• _Set problem_
Will you extract the entries word for word? Images should not appear in the copy.
────────────────
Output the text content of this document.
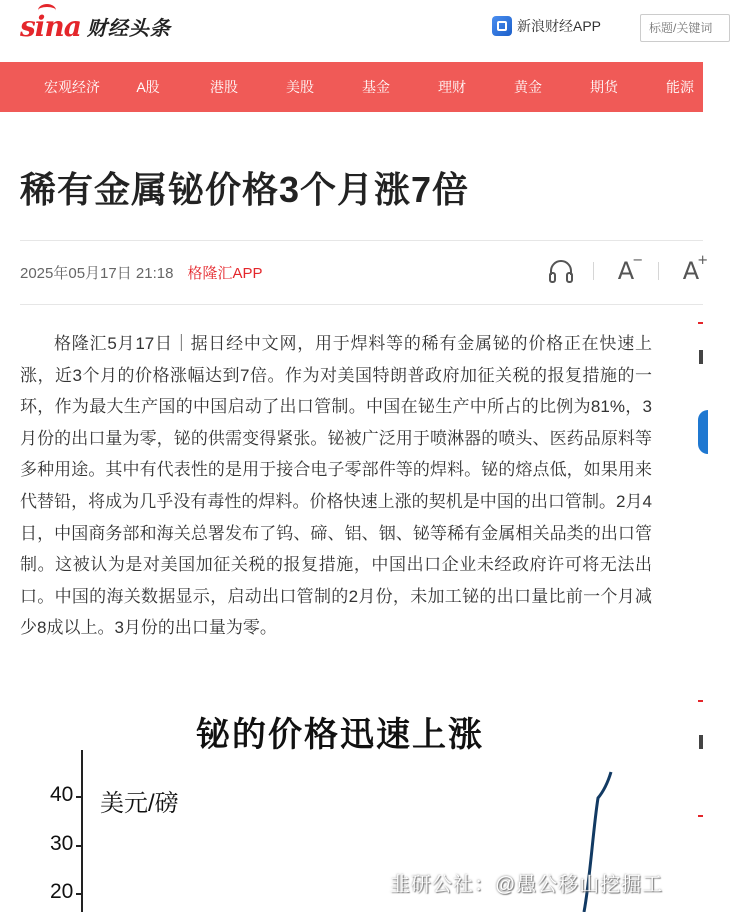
sina 财经头条	新浪财经APP
标题/关键词
宏观经济	A股	港股	美股	基金	理财	黄金	期货	能源
稀有金属铋价格3个月涨7倍
2025年05月17日 21:18 格隆汇APP	A
− A
+

格隆汇5月17日｜据日经中文网，用于焊料等的稀有金属铋的价格正在快速上涨，近3个月的价格涨幅达到7倍。作为对美国特朗普政府加征关税的报复措施的一环，作为最大生产国的中国启动了出口管制。中国在铋生产中所占的比例为81%，3月份的出口量为零，铋的供需变得紧张。铋被广泛用于喷淋器的喷头、医药品原料等多种用途。其中有代表性的是用于接合电子零部件等的焊料。铋的熔点低，如果用来代替铅，将成为几乎没有毒性的焊料。价格快速上涨的契机是中国的出口管制。2月4日，中国商务部和海关总署发布了钨、碲、铝、铟、铋等稀有金属相关品类的出口管制。这被认为是对美国加征关税的报复措施，中国出口企业未经政府许可将无法出口。中国的海关数据显示，启动出口管制的2月份，未加工铋的出口量比前一个月减少8成以上。3月份的出口量为零。

铋的价格迅速上涨
美元/磅
40
30
20	韭研公社：@愚公移山挖掘工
────────────────
• _Solution for this problem_
Output the text content of this document.
sina 财经头条	新浪财经APP
标题/关键词
宏观经济	A股	港股	美股	基金	理财	黄金	期货	能源
稀有金属铋价格3个月涨7倍
2025年05月17日 21:18 格隆汇APP	A
− A
+

格隆汇5月17日｜据日经中文网，用于焊料等的稀有金属铋的价格正在快速上涨，近3个月的价格涨幅达到7倍。作为对美国特朗普政府加征关税的报复措施的一环，作为最大生产国的中国启动了出口管制。中国在铋生产中所占的比例为81%，3月份的出口量为零，铋的供需变得紧张。铋被广泛用于喷淋器的喷头、医药品原料等多种用途。其中有代表性的是用于接合电子零部件等的焊料。铋的熔点低，如果用来代替铅，将成为几乎没有毒性的焊料。价格快速上涨的契机是中国的出口管制。2月4日，中国商务部和海关总署发布了钨、碲、铝、铟、铋等稀有金属相关品类的出口管制。这被认为是对美国加征关税的报复措施，中国出口企业未经政府许可将无法出口。中国的海关数据显示，启动出口管制的2月份，未加工铋的出口量比前一个月减少8成以上。3月份的出口量为零。

铋的价格迅速上涨
美元/磅
40
30
20	韭研公社：@愚公移山挖掘工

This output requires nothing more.